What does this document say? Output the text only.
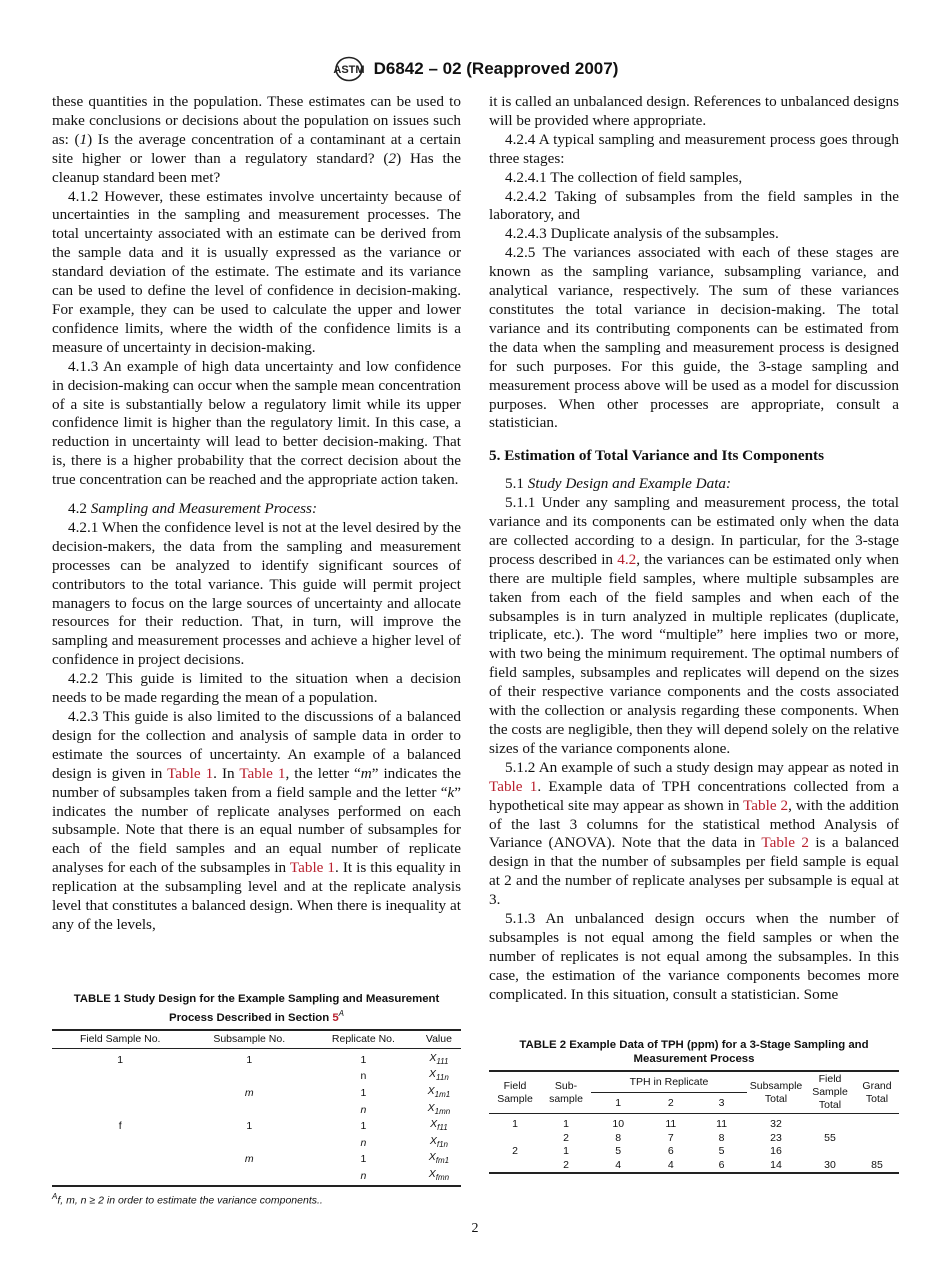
ASTM D6842 – 02 (Reapproved 2007)

these quantities in the population. These estimates can be used to make conclusions or decisions about the population on issues such as: (1) Is the average concentration of a contaminant at a certain site higher or lower than a regulatory standard? (2) Has the cleanup standard been met?

4.1.2 However, these estimates involve uncertainty because of uncertainties in the sampling and measurement processes. The total uncertainty associated with an estimate can be derived from the sample data and it is usually expressed as the variance or standard deviation of the estimate. The estimate and its variance can be used to define the level of confidence in decision-making. For example, they can be used to calculate the upper and lower confidence limits, where the width of the confidence limits is a measure of uncertainty in decision-making.

4.1.3 An example of high data uncertainty and low confidence in decision-making can occur when the sample mean concentration of a site is substantially below a regulatory limit while its upper confidence limit is higher than the regulatory limit. In this case, a reduction in uncertainty will lead to better decision-making. That is, there is a higher probability that the correct decision about the true concentration can be reached and the appropriate action taken.

4.2 Sampling and Measurement Process:

4.2.1 When the confidence level is not at the level desired by the decision-makers, the data from the sampling and measurement processes can be analyzed to identify significant sources of contributors to the total variance. This guide will permit project managers to focus on the large sources of uncertainty and allocate resources for their reduction. That, in turn, will improve the sampling and measurement processes and achieve a higher level of confidence in project decisions.

4.2.2 This guide is limited to the situation when a decision needs to be made regarding the mean of a population.

4.2.3 This guide is also limited to the discussions of a balanced design for the collection and analysis of sample data in order to estimate the sources of uncertainty. An example of a balanced design is given in Table 1. In Table 1, the letter “m” indicates the number of subsamples taken from a field sample and the letter “k” indicates the number of replicate analyses performed on each subsample. Note that there is an equal number of subsamples for each of the field samples and an equal number of replicate analyses for each of the subsamples in Table 1. It is this equality in replication at the subsampling level and at the replicate analysis level that constitutes a balanced design. When there is inequality at any of the levels,

it is called an unbalanced design. References to unbalanced designs will be provided where appropriate.

4.2.4 A typical sampling and measurement process goes through three stages:

4.2.4.1 The collection of field samples,

4.2.4.2 Taking of subsamples from the field samples in the laboratory, and

4.2.4.3 Duplicate analysis of the subsamples.

4.2.5 The variances associated with each of these stages are known as the sampling variance, subsampling variance, and analytical variance, respectively. The sum of these variances constitutes the total variance in decision-making. The total variance and its contributing components can be estimated from the data when the sampling and measurement process is designed for such purposes. For this guide, the 3-stage sampling and measurement process above will be used as a model for discussion purposes. When other processes are appropriate, consult a statistician.

5. Estimation of Total Variance and Its Components

5.1 Study Design and Example Data:

5.1.1 Under any sampling and measurement process, the total variance and its components can be estimated only when the data are collected according to a design. In particular, for the 3-stage process described in 4.2, the variances can be estimated only when there are multiple field samples, where multiple subsamples are taken from each of the field samples and when each of the subsamples is in turn analyzed in multiple replicates (duplicate, triplicate, etc.). The word “multiple” here implies two or more, with two being the minimum requirement. The optimal numbers of field samples, subsamples and replicates will depend on the sizes of their respective variance components and the costs associated with the collection or analysis regarding these components. When the costs are negligible, then they will depend solely on the relative sizes of the variance components alone.

5.1.2 An example of such a study design may appear as noted in Table 1. Example data of TPH concentrations collected from a hypothetical site may appear as shown in Table 2, with the addition of the last 3 columns for the statistical method Analysis of Variance (ANOVA). Note that the data in Table 2 is a balanced design in that the number of subsamples per field sample is equal at 2 and the number of replicate analyses per subsample is equal at 3.

5.1.3 An unbalanced design occurs when the number of subsamples is not equal among the field samples or when the number of replicates is not equal among the subsamples. In this case, the estimation of the variance components becomes more complicated. In this situation, consult a statistician. Some

TABLE 1 Study Design for the Example Sampling and Measurement Process Described in Section $5^A$
Field Sample No.	Subsample No.	Replicate No.	Value
1	1	1	$X_{111}$
		n	$X_{11n}$
	m	1	$X_{1m1}$
		n	$X_{1mn}$
f	1	1	$X_{f11}$
		n	$X_{f1n}$
	m	1	$X_{fm1}$
		n	$X_{fmn}$
$^A$f, m, n ≥ 2 in order to estimate the variance components..
TABLE 2 Example Data of TPH (ppm) for a 3-Stage Sampling and Measurement Process
Field Sample	Sub- sample	TPH in Replicate			Subsample Total	Field Sample Total	Grand Total
		1	2	3			
1	1	10	11	11	32		
	2	8	7	8	23	55	
2	1	5	6	5	16		
	2	4	4	6	14	30	85
2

*Exercise description*
Make an exact copy of the listing above. Do not include the pictures.

*Reply to the exercise*
What does this document say? Output the text only.
ASTM D6842 – 02 (Reapproved 2007)

these quantities in the population. These estimates can be used to make conclusions or decisions about the population on issues such as: (1) Is the average concentration of a contaminant at a certain site higher or lower than a regulatory standard? (2) Has the cleanup standard been met?

4.1.2 However, these estimates involve uncertainty because of uncertainties in the sampling and measurement processes. The total uncertainty associated with an estimate can be derived from the sample data and it is usually expressed as the variance or standard deviation of the estimate. The estimate and its variance can be used to define the level of confidence in decision-making. For example, they can be used to calculate the upper and lower confidence limits, where the width of the confidence limits is a measure of uncertainty in decision-making.

4.1.3 An example of high data uncertainty and low confidence in decision-making can occur when the sample mean concentration of a site is substantially below a regulatory limit while its upper confidence limit is higher than the regulatory limit. In this case, a reduction in uncertainty will lead to better decision-making. That is, there is a higher probability that the correct decision about the true concentration can be reached and the appropriate action taken.

4.2 Sampling and Measurement Process:

4.2.1 When the confidence level is not at the level desired by the decision-makers, the data from the sampling and measurement processes can be analyzed to identify significant sources of contributors to the total variance. This guide will permit project managers to focus on the large sources of uncertainty and allocate resources for their reduction. That, in turn, will improve the sampling and measurement processes and achieve a higher level of confidence in project decisions.

4.2.2 This guide is limited to the situation when a decision needs to be made regarding the mean of a population.

4.2.3 This guide is also limited to the discussions of a balanced design for the collection and analysis of sample data in order to estimate the sources of uncertainty. An example of a balanced design is given in Table 1. In Table 1, the letter “m” indicates the number of subsamples taken from a field sample and the letter “k” indicates the number of replicate analyses performed on each subsample. Note that there is an equal number of subsamples for each of the field samples and an equal number of replicate analyses for each of the subsamples in Table 1. It is this equality in replication at the subsampling level and at the replicate analysis level that constitutes a balanced design. When there is inequality at any of the levels,

it is called an unbalanced design. References to unbalanced designs will be provided where appropriate.

4.2.4 A typical sampling and measurement process goes through three stages:

4.2.4.1 The collection of field samples,

4.2.4.2 Taking of subsamples from the field samples in the laboratory, and

4.2.4.3 Duplicate analysis of the subsamples.

4.2.5 The variances associated with each of these stages are known as the sampling variance, subsampling variance, and analytical variance, respectively. The sum of these variances constitutes the total variance in decision-making. The total variance and its contributing components can be estimated from the data when the sampling and measurement process is designed for such purposes. For this guide, the 3-stage sampling and measurement process above will be used as a model for discussion purposes. When other processes are appropriate, consult a statistician.

5. Estimation of Total Variance and Its Components

5.1 Study Design and Example Data:

5.1.1 Under any sampling and measurement process, the total variance and its components can be estimated only when the data are collected according to a design. In particular, for the 3-stage process described in 4.2, the variances can be estimated only when there are multiple field samples, where multiple subsamples are taken from each of the field samples and when each of the subsamples is in turn analyzed in multiple replicates (duplicate, triplicate, etc.). The word “multiple” here implies two or more, with two being the minimum requirement. The optimal numbers of field samples, subsamples and replicates will depend on the sizes of their respective variance components and the costs associated with the collection or analysis regarding these components. When the costs are negligible, then they will depend solely on the relative sizes of the variance components alone.

5.1.2 An example of such a study design may appear as noted in Table 1. Example data of TPH concentrations collected from a hypothetical site may appear as shown in Table 2, with the addition of the last 3 columns for the statistical method Analysis of Variance (ANOVA). Note that the data in Table 2 is a balanced design in that the number of subsamples per field sample is equal at 2 and the number of replicate analyses per subsample is equal at 3.

5.1.3 An unbalanced design occurs when the number of subsamples is not equal among the field samples or when the number of replicates is not equal among the subsamples. In this case, the estimation of the variance components becomes more complicated. In this situation, consult a statistician. Some

TABLE 1 Study Design for the Example Sampling and Measurement Process Described in Section $5^A$
Field Sample No.	Subsample No.	Replicate No.	Value
1	1	1	$X_{111}$
		n	$X_{11n}$
	m	1	$X_{1m1}$
		n	$X_{1mn}$
f	1	1	$X_{f11}$
		n	$X_{f1n}$
	m	1	$X_{fm1}$
		n	$X_{fmn}$
$^A$f, m, n ≥ 2 in order to estimate the variance components..
TABLE 2 Example Data of TPH (ppm) for a 3-Stage Sampling and Measurement Process
Field Sample	Sub- sample	TPH in Replicate			Subsample Total	Field Sample Total	Grand Total
		1	2	3			
1	1	10	11	11	32		
	2	8	7	8	23	55	
2	1	5	6	5	16		
	2	4	4	6	14	30	85
2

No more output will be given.